## ENTRIES SHOWN
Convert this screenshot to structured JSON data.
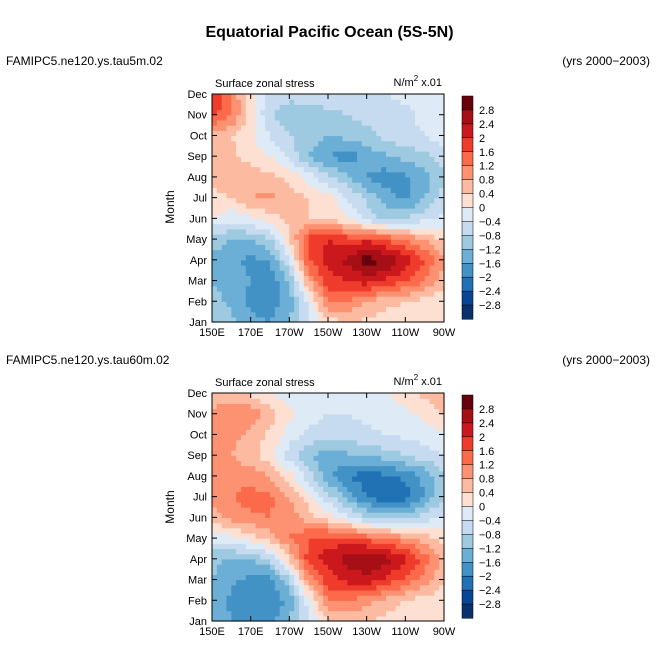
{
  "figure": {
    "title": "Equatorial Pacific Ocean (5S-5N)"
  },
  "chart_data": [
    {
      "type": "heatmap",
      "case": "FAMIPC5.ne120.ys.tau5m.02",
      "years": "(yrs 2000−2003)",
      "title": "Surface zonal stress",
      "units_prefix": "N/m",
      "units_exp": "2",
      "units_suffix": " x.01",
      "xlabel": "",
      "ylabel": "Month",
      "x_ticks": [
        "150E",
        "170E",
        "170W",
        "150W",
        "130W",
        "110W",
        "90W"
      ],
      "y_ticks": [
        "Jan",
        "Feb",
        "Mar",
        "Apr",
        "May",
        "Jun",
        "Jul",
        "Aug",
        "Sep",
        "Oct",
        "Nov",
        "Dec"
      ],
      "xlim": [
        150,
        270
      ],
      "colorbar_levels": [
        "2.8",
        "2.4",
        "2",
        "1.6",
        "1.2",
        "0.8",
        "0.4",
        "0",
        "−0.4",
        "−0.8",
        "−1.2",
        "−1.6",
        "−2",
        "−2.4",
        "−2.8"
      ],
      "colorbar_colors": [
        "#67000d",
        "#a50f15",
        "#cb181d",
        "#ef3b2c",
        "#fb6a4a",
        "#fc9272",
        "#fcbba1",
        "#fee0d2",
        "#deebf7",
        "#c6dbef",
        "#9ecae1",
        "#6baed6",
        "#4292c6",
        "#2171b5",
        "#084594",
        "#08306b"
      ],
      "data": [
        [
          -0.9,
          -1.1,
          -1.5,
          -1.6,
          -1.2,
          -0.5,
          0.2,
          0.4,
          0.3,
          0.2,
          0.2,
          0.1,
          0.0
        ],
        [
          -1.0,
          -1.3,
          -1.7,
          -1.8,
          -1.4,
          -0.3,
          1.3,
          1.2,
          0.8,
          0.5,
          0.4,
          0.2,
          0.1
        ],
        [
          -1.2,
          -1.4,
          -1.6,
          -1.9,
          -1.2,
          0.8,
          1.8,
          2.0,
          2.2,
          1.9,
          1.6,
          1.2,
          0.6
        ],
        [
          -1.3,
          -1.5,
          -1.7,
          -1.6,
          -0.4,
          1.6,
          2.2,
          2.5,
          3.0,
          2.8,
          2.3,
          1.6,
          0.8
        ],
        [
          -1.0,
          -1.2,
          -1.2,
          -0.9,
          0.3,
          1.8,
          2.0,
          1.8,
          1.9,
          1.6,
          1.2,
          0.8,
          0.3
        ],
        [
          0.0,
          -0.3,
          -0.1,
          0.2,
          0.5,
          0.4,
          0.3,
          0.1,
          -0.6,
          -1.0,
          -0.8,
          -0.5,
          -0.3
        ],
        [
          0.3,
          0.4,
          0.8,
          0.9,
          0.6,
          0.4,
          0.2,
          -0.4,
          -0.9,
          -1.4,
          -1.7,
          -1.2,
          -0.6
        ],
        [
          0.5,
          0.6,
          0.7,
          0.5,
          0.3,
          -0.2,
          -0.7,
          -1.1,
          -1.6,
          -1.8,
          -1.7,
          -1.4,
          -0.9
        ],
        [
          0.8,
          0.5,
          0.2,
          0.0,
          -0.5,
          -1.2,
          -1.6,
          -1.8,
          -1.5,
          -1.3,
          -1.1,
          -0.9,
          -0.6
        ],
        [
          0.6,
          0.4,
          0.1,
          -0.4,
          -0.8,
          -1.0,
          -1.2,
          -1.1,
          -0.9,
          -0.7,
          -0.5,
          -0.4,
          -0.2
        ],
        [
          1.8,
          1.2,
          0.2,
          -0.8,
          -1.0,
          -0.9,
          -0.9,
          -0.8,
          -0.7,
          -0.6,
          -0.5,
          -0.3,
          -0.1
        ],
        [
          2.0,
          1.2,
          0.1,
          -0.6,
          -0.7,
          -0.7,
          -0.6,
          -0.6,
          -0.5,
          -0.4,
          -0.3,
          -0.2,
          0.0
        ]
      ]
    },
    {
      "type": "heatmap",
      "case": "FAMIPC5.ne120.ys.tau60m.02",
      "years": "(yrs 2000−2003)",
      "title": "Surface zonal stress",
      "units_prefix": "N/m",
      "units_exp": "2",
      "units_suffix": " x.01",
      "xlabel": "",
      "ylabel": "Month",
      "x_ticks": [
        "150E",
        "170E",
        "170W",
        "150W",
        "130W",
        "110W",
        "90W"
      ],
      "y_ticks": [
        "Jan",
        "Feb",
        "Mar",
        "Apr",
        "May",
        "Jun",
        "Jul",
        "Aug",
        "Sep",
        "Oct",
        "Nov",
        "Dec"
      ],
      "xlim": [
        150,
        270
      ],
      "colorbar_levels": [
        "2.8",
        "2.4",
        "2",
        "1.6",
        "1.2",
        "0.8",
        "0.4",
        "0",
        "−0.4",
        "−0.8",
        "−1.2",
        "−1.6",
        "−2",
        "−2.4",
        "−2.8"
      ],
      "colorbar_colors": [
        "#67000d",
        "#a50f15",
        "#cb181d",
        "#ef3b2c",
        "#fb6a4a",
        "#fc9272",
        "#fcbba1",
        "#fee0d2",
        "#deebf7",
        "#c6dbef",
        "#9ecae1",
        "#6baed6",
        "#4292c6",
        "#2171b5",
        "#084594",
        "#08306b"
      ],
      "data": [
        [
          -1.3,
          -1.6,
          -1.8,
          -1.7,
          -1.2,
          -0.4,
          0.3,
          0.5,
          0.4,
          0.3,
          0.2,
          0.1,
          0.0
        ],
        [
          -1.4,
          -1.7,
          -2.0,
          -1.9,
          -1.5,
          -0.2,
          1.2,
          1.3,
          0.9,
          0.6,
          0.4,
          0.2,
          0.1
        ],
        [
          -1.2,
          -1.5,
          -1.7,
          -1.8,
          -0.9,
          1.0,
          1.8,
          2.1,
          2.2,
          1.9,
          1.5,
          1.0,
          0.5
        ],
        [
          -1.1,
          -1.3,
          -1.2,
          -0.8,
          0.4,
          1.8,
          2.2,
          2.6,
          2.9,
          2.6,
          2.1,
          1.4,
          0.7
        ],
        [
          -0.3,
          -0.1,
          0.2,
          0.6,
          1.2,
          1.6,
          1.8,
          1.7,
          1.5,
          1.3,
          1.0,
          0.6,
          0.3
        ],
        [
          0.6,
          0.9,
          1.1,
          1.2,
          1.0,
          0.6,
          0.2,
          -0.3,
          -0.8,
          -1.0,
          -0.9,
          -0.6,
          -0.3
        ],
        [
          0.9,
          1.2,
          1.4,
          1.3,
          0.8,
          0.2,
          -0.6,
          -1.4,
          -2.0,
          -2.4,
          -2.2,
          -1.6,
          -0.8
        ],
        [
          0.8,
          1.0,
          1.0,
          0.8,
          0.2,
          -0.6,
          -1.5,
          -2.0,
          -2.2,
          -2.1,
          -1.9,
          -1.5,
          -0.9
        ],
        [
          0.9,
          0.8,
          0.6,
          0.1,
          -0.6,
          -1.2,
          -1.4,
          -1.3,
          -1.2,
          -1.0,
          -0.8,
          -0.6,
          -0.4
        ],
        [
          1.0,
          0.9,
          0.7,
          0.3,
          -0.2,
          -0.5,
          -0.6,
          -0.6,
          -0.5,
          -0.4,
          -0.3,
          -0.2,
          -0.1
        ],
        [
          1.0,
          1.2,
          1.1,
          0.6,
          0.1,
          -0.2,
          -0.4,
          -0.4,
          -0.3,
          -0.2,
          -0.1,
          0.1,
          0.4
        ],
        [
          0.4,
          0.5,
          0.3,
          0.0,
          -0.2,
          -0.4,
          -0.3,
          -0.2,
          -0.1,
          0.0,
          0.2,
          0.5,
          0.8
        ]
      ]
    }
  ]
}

## YOUR TASK
Transcribe every record above exactly as written, leaving out any pictures.

## REPLY TO THE EXERCISE
Convert this screenshot to structured JSON data.
{
  "figure": {
    "title": "Equatorial Pacific Ocean (5S-5N)"
  },
  "chart_data": [
    {
      "type": "heatmap",
      "case": "FAMIPC5.ne120.ys.tau5m.02",
      "years": "(yrs 2000−2003)",
      "title": "Surface zonal stress",
      "units_prefix": "N/m",
      "units_exp": "2",
      "units_suffix": " x.01",
      "xlabel": "",
      "ylabel": "Month",
      "x_ticks": [
        "150E",
        "170E",
        "170W",
        "150W",
        "130W",
        "110W",
        "90W"
      ],
      "y_ticks": [
        "Jan",
        "Feb",
        "Mar",
        "Apr",
        "May",
        "Jun",
        "Jul",
        "Aug",
        "Sep",
        "Oct",
        "Nov",
        "Dec"
      ],
      "xlim": [
        150,
        270
      ],
      "colorbar_levels": [
        "2.8",
        "2.4",
        "2",
        "1.6",
        "1.2",
        "0.8",
        "0.4",
        "0",
        "−0.4",
        "−0.8",
        "−1.2",
        "−1.6",
        "−2",
        "−2.4",
        "−2.8"
      ],
      "colorbar_colors": [
        "#67000d",
        "#a50f15",
        "#cb181d",
        "#ef3b2c",
        "#fb6a4a",
        "#fc9272",
        "#fcbba1",
        "#fee0d2",
        "#deebf7",
        "#c6dbef",
        "#9ecae1",
        "#6baed6",
        "#4292c6",
        "#2171b5",
        "#084594",
        "#08306b"
      ],
      "data": [
        [
          -0.9,
          -1.1,
          -1.5,
          -1.6,
          -1.2,
          -0.5,
          0.2,
          0.4,
          0.3,
          0.2,
          0.2,
          0.1,
          0.0
        ],
        [
          -1.0,
          -1.3,
          -1.7,
          -1.8,
          -1.4,
          -0.3,
          1.3,
          1.2,
          0.8,
          0.5,
          0.4,
          0.2,
          0.1
        ],
        [
          -1.2,
          -1.4,
          -1.6,
          -1.9,
          -1.2,
          0.8,
          1.8,
          2.0,
          2.2,
          1.9,
          1.6,
          1.2,
          0.6
        ],
        [
          -1.3,
          -1.5,
          -1.7,
          -1.6,
          -0.4,
          1.6,
          2.2,
          2.5,
          3.0,
          2.8,
          2.3,
          1.6,
          0.8
        ],
        [
          -1.0,
          -1.2,
          -1.2,
          -0.9,
          0.3,
          1.8,
          2.0,
          1.8,
          1.9,
          1.6,
          1.2,
          0.8,
          0.3
        ],
        [
          0.0,
          -0.3,
          -0.1,
          0.2,
          0.5,
          0.4,
          0.3,
          0.1,
          -0.6,
          -1.0,
          -0.8,
          -0.5,
          -0.3
        ],
        [
          0.3,
          0.4,
          0.8,
          0.9,
          0.6,
          0.4,
          0.2,
          -0.4,
          -0.9,
          -1.4,
          -1.7,
          -1.2,
          -0.6
        ],
        [
          0.5,
          0.6,
          0.7,
          0.5,
          0.3,
          -0.2,
          -0.7,
          -1.1,
          -1.6,
          -1.8,
          -1.7,
          -1.4,
          -0.9
        ],
        [
          0.8,
          0.5,
          0.2,
          0.0,
          -0.5,
          -1.2,
          -1.6,
          -1.8,
          -1.5,
          -1.3,
          -1.1,
          -0.9,
          -0.6
        ],
        [
          0.6,
          0.4,
          0.1,
          -0.4,
          -0.8,
          -1.0,
          -1.2,
          -1.1,
          -0.9,
          -0.7,
          -0.5,
          -0.4,
          -0.2
        ],
        [
          1.8,
          1.2,
          0.2,
          -0.8,
          -1.0,
          -0.9,
          -0.9,
          -0.8,
          -0.7,
          -0.6,
          -0.5,
          -0.3,
          -0.1
        ],
        [
          2.0,
          1.2,
          0.1,
          -0.6,
          -0.7,
          -0.7,
          -0.6,
          -0.6,
          -0.5,
          -0.4,
          -0.3,
          -0.2,
          0.0
        ]
      ]
    },
    {
      "type": "heatmap",
      "case": "FAMIPC5.ne120.ys.tau60m.02",
      "years": "(yrs 2000−2003)",
      "title": "Surface zonal stress",
      "units_prefix": "N/m",
      "units_exp": "2",
      "units_suffix": " x.01",
      "xlabel": "",
      "ylabel": "Month",
      "x_ticks": [
        "150E",
        "170E",
        "170W",
        "150W",
        "130W",
        "110W",
        "90W"
      ],
      "y_ticks": [
        "Jan",
        "Feb",
        "Mar",
        "Apr",
        "May",
        "Jun",
        "Jul",
        "Aug",
        "Sep",
        "Oct",
        "Nov",
        "Dec"
      ],
      "xlim": [
        150,
        270
      ],
      "colorbar_levels": [
        "2.8",
        "2.4",
        "2",
        "1.6",
        "1.2",
        "0.8",
        "0.4",
        "0",
        "−0.4",
        "−0.8",
        "−1.2",
        "−1.6",
        "−2",
        "−2.4",
        "−2.8"
      ],
      "colorbar_colors": [
        "#67000d",
        "#a50f15",
        "#cb181d",
        "#ef3b2c",
        "#fb6a4a",
        "#fc9272",
        "#fcbba1",
        "#fee0d2",
        "#deebf7",
        "#c6dbef",
        "#9ecae1",
        "#6baed6",
        "#4292c6",
        "#2171b5",
        "#084594",
        "#08306b"
      ],
      "data": [
        [
          -1.3,
          -1.6,
          -1.8,
          -1.7,
          -1.2,
          -0.4,
          0.3,
          0.5,
          0.4,
          0.3,
          0.2,
          0.1,
          0.0
        ],
        [
          -1.4,
          -1.7,
          -2.0,
          -1.9,
          -1.5,
          -0.2,
          1.2,
          1.3,
          0.9,
          0.6,
          0.4,
          0.2,
          0.1
        ],
        [
          -1.2,
          -1.5,
          -1.7,
          -1.8,
          -0.9,
          1.0,
          1.8,
          2.1,
          2.2,
          1.9,
          1.5,
          1.0,
          0.5
        ],
        [
          -1.1,
          -1.3,
          -1.2,
          -0.8,
          0.4,
          1.8,
          2.2,
          2.6,
          2.9,
          2.6,
          2.1,
          1.4,
          0.7
        ],
        [
          -0.3,
          -0.1,
          0.2,
          0.6,
          1.2,
          1.6,
          1.8,
          1.7,
          1.5,
          1.3,
          1.0,
          0.6,
          0.3
        ],
        [
          0.6,
          0.9,
          1.1,
          1.2,
          1.0,
          0.6,
          0.2,
          -0.3,
          -0.8,
          -1.0,
          -0.9,
          -0.6,
          -0.3
        ],
        [
          0.9,
          1.2,
          1.4,
          1.3,
          0.8,
          0.2,
          -0.6,
          -1.4,
          -2.0,
          -2.4,
          -2.2,
          -1.6,
          -0.8
        ],
        [
          0.8,
          1.0,
          1.0,
          0.8,
          0.2,
          -0.6,
          -1.5,
          -2.0,
          -2.2,
          -2.1,
          -1.9,
          -1.5,
          -0.9
        ],
        [
          0.9,
          0.8,
          0.6,
          0.1,
          -0.6,
          -1.2,
          -1.4,
          -1.3,
          -1.2,
          -1.0,
          -0.8,
          -0.6,
          -0.4
        ],
        [
          1.0,
          0.9,
          0.7,
          0.3,
          -0.2,
          -0.5,
          -0.6,
          -0.6,
          -0.5,
          -0.4,
          -0.3,
          -0.2,
          -0.1
        ],
        [
          1.0,
          1.2,
          1.1,
          0.6,
          0.1,
          -0.2,
          -0.4,
          -0.4,
          -0.3,
          -0.2,
          -0.1,
          0.1,
          0.4
        ],
        [
          0.4,
          0.5,
          0.3,
          0.0,
          -0.2,
          -0.4,
          -0.3,
          -0.2,
          -0.1,
          0.0,
          0.2,
          0.5,
          0.8
        ]
      ]
    }
  ]
}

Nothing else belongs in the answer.